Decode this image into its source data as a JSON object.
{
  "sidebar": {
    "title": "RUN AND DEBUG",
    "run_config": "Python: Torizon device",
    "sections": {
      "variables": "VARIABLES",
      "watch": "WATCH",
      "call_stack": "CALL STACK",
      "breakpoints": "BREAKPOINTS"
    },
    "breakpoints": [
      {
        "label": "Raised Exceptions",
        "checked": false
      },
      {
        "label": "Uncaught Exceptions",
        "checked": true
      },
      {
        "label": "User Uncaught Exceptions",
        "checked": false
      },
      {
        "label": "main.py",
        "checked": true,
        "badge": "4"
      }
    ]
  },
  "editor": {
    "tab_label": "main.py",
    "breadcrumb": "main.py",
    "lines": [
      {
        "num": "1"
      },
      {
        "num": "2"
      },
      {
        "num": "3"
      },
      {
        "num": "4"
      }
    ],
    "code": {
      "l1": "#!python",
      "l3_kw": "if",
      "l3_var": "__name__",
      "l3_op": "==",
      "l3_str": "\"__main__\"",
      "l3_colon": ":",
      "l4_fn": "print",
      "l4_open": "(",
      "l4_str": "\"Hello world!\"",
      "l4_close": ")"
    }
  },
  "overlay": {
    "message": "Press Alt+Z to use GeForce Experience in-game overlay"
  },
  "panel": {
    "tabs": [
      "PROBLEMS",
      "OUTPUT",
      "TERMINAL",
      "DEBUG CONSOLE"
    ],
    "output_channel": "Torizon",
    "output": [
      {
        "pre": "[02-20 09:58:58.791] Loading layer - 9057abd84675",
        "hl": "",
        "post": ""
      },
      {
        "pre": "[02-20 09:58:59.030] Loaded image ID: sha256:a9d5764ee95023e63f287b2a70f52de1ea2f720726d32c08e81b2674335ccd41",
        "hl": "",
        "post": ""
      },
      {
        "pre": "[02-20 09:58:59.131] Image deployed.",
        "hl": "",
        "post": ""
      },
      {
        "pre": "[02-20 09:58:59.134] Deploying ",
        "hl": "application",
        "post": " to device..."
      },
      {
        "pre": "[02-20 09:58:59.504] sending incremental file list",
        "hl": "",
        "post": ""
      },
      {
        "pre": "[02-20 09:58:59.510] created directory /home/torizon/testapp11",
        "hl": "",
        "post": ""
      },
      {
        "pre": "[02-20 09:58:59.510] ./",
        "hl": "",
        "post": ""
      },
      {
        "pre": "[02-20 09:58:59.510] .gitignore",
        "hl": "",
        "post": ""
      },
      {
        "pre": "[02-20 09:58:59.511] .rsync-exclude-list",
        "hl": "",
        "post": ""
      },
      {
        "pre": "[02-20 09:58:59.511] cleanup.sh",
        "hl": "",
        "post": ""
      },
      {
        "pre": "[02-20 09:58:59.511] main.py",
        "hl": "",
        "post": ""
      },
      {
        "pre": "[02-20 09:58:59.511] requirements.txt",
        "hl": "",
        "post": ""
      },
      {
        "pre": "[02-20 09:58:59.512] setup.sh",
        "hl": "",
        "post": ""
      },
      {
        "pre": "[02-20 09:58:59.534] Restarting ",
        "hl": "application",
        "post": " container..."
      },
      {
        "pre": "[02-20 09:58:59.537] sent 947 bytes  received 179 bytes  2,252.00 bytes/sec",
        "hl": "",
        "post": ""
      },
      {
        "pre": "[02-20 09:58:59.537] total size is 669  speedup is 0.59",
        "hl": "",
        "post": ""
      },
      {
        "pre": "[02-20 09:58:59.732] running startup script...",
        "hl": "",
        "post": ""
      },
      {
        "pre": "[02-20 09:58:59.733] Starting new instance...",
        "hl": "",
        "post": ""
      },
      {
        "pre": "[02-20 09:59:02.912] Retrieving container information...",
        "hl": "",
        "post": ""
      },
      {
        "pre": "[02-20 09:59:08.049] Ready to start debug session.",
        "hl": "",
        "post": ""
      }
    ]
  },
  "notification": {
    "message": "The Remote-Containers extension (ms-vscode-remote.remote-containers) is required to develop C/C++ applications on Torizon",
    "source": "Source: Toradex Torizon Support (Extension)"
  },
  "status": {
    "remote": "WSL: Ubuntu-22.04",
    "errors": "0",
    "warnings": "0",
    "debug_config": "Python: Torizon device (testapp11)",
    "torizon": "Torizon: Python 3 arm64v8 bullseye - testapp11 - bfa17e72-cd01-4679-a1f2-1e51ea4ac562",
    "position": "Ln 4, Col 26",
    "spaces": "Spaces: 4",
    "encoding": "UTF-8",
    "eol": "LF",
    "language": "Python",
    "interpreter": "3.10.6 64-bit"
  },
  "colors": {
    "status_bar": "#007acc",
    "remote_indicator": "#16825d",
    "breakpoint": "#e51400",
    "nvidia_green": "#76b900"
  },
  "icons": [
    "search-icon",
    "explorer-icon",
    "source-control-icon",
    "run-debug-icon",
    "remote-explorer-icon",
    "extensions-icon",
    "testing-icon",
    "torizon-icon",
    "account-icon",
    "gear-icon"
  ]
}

******************************

Task description:
State how many lines of the records above contain the word "checked", giving only that number.

Output:
4